- **What needs to be done**
Look for the string "name" in every line, and copy each line that has it.
★ ★ ★ ★ ★ ★ ★
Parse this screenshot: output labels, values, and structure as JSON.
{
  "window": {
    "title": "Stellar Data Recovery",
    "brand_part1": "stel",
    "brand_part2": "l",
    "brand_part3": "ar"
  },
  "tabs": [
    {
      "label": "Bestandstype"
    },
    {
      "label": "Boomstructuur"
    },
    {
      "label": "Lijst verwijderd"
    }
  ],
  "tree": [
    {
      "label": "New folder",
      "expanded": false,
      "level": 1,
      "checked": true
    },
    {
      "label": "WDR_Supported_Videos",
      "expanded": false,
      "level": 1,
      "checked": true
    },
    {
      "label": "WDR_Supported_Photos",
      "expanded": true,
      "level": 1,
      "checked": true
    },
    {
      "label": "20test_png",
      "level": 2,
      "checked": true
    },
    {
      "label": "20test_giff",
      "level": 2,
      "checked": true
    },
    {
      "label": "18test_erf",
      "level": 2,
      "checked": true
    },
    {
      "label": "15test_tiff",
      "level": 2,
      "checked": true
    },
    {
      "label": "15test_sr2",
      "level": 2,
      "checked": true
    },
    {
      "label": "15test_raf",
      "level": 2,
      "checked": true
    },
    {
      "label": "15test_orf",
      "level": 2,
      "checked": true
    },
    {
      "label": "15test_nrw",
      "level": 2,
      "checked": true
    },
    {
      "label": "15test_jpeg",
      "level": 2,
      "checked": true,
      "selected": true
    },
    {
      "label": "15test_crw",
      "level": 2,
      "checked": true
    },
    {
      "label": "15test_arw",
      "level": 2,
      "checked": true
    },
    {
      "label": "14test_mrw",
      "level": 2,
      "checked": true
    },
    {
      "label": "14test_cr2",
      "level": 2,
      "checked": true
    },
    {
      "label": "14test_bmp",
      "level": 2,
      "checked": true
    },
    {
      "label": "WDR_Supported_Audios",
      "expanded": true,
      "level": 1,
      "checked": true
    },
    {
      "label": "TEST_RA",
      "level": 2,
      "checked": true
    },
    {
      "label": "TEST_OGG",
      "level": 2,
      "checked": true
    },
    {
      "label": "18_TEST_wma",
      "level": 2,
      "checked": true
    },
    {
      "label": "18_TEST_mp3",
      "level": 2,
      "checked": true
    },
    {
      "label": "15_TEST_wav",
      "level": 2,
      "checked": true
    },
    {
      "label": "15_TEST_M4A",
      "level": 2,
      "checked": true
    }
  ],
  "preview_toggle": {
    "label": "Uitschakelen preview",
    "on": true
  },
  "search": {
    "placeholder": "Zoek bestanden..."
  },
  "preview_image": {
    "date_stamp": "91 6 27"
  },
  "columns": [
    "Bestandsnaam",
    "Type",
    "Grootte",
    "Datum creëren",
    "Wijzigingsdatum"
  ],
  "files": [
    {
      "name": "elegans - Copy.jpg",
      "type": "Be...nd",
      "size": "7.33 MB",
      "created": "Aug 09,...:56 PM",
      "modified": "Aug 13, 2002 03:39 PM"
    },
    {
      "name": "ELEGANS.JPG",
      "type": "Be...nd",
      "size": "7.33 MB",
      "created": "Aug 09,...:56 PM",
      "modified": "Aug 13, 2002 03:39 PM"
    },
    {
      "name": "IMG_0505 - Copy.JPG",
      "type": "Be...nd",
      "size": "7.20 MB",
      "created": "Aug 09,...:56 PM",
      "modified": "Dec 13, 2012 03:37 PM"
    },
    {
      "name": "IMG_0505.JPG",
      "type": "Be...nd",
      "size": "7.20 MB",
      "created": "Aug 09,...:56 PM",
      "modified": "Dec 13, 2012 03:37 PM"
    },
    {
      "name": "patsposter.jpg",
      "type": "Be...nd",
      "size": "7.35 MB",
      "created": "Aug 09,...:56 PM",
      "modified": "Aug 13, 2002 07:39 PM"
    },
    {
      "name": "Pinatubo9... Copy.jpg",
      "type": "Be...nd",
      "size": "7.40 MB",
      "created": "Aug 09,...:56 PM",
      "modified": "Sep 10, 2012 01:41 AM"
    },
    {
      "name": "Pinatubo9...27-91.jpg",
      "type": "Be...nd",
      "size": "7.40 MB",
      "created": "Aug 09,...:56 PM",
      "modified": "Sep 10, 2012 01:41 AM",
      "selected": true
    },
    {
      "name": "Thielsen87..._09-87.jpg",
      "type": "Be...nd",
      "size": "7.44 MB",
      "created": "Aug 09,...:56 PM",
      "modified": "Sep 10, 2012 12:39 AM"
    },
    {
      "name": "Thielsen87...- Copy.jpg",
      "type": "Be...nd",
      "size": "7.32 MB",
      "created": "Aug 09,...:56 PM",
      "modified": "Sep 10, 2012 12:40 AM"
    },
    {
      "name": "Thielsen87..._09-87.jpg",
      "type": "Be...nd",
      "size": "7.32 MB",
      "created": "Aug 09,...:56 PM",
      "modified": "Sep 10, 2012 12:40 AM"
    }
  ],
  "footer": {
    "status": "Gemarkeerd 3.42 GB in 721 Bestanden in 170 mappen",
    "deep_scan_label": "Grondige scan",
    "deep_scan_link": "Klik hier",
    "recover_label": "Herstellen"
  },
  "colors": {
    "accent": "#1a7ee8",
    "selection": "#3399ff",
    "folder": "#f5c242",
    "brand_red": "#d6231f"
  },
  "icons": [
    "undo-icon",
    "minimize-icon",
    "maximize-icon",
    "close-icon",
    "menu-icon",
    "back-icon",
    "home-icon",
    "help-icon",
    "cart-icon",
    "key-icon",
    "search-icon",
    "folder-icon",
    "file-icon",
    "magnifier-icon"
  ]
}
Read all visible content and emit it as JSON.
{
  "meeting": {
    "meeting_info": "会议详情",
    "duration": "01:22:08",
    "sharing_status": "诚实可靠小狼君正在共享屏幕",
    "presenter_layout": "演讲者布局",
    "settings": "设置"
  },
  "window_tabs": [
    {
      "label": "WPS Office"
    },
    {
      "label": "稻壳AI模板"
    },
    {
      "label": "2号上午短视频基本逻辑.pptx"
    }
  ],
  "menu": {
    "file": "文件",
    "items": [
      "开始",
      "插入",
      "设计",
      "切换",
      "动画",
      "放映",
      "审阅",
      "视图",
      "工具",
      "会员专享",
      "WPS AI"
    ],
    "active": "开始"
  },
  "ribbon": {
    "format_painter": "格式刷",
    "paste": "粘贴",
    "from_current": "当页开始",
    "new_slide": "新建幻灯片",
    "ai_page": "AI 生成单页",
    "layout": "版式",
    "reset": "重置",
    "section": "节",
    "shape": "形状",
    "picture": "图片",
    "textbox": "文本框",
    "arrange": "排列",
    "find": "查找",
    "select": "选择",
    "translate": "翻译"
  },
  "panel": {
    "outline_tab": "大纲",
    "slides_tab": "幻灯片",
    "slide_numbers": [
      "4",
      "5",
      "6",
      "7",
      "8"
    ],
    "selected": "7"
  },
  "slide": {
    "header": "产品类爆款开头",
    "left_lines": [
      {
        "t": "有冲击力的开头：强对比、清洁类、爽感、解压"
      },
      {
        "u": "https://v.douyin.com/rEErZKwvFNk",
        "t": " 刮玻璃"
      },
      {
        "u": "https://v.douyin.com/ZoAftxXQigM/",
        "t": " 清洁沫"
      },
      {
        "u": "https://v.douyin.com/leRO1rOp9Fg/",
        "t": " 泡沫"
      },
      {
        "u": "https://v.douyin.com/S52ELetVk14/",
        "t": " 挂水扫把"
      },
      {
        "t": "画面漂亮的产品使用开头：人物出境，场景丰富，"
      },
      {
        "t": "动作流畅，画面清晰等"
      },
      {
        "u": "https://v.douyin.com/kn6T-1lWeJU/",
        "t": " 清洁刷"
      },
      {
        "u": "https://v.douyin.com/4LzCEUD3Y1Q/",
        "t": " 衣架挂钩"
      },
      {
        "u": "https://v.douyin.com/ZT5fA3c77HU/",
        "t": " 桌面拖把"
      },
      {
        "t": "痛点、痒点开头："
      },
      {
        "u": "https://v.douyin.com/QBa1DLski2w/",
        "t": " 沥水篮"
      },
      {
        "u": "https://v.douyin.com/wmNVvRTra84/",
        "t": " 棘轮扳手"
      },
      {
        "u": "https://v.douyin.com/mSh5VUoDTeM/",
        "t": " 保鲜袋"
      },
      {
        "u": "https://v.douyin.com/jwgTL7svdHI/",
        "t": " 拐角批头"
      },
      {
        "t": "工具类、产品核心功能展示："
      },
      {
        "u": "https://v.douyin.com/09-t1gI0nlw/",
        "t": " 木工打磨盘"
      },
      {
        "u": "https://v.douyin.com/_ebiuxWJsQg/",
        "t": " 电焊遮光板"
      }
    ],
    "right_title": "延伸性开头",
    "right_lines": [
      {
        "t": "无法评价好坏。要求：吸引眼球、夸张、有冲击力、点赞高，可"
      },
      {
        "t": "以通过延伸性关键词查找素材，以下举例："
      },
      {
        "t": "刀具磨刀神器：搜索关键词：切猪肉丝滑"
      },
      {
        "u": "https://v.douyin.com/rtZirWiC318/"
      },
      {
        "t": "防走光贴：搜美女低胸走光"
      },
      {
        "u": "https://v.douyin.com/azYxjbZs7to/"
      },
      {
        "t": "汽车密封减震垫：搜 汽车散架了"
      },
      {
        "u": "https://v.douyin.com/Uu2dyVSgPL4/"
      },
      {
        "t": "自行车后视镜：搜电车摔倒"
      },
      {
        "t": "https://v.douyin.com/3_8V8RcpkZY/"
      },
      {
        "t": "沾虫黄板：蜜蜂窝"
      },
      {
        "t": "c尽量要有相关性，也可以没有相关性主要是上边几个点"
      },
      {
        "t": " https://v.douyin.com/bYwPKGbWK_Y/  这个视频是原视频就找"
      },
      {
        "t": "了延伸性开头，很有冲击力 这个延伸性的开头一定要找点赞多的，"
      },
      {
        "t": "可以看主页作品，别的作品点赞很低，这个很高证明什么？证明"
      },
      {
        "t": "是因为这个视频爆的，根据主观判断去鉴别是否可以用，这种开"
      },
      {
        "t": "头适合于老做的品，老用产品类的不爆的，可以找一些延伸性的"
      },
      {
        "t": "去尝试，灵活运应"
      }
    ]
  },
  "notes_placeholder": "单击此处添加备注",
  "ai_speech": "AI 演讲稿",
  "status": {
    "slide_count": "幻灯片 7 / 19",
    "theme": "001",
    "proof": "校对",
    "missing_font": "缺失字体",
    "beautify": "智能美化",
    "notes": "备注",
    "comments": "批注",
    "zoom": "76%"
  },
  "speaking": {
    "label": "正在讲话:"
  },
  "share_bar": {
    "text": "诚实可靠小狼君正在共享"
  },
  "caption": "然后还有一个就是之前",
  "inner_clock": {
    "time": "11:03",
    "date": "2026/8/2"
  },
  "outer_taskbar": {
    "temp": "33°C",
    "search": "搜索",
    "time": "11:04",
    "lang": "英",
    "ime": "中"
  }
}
★ ★ ★ ★ ★ ★ ★
- **Result of this exercise**
      "name": "elegans - Copy.jpg",
      "name": "ELEGANS.JPG",
      "name": "IMG_0505 - Copy.JPG",
      "name": "IMG_0505.JPG",
      "name": "patsposter.jpg",
      "name": "Pinatubo9... Copy.jpg",
      "name": "Pinatubo9...27-91.jpg",
      "name": "Thielsen87..._09-87.jpg",
      "name": "Thielsen87...- Copy.jpg",
      "name": "Thielsen87..._09-87.jpg",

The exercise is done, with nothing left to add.